What to do: Retype each line exactly. Skip images.

··· The input

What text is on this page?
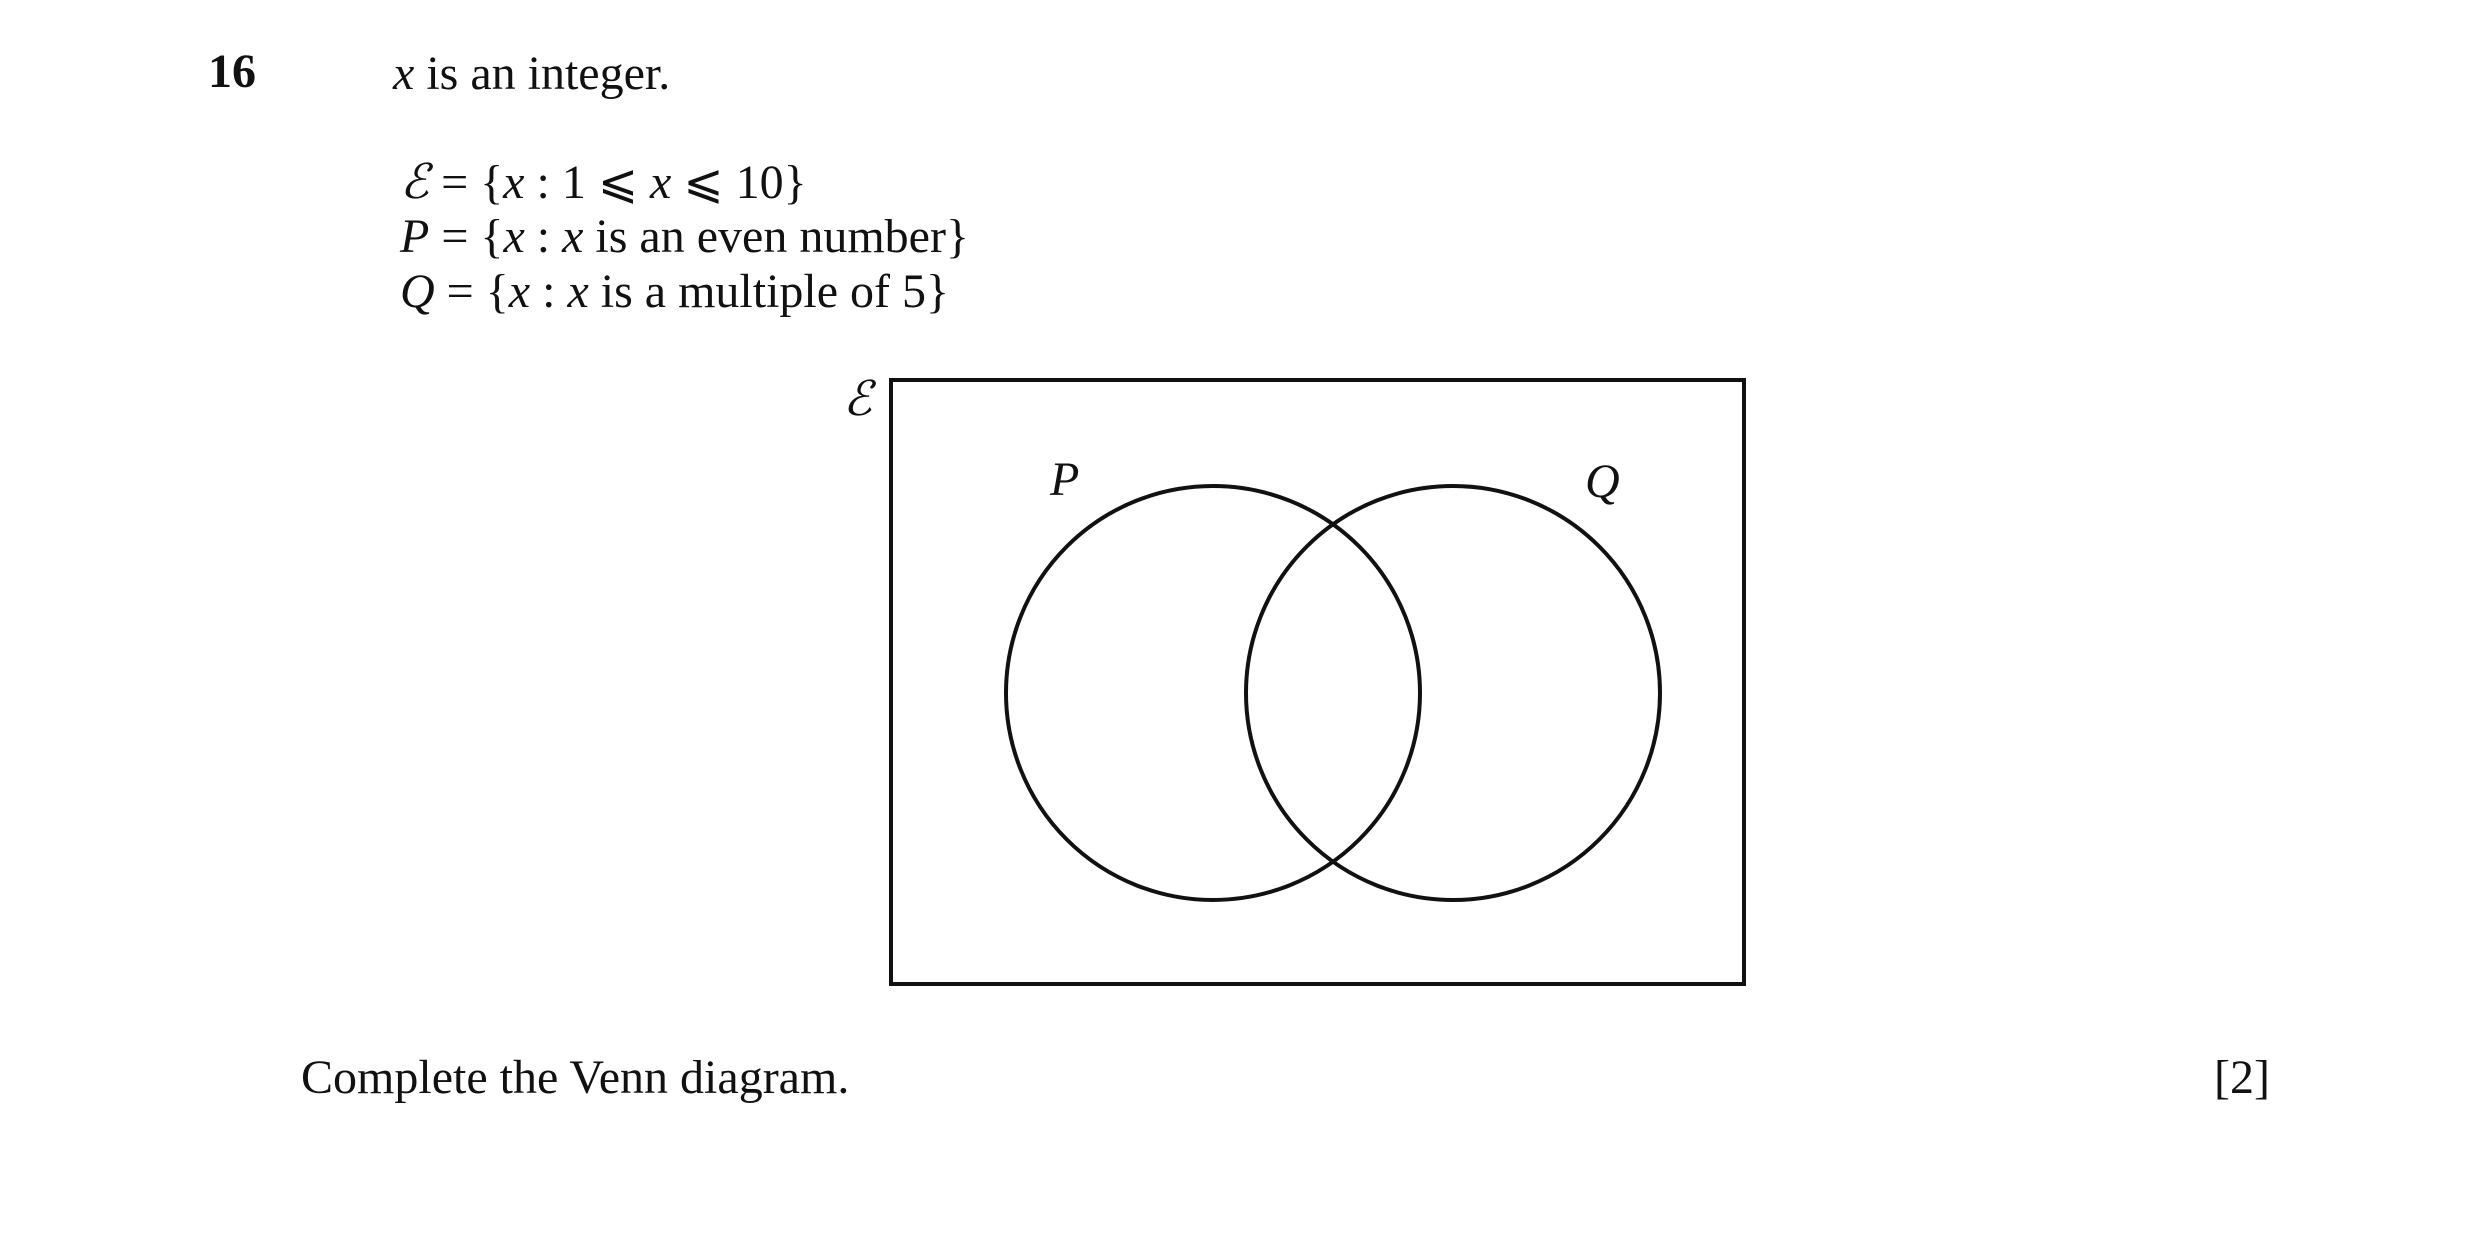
16	x is an integer.
ℰ = {x : 1 ⩽ x ⩽ 10}
P = {x : x is an even number}
Q = {x : x is a multiple of 5}
ℰ
P	Q
Complete the Venn diagram.	[2]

······

The response:
What text is on this page?
16	x is an integer.
ℰ = {x : 1 ⩽ x ⩽ 10}
P = {x : x is an even number}
Q = {x : x is a multiple of 5}
ℰ
P	Q
Complete the Venn diagram.	[2]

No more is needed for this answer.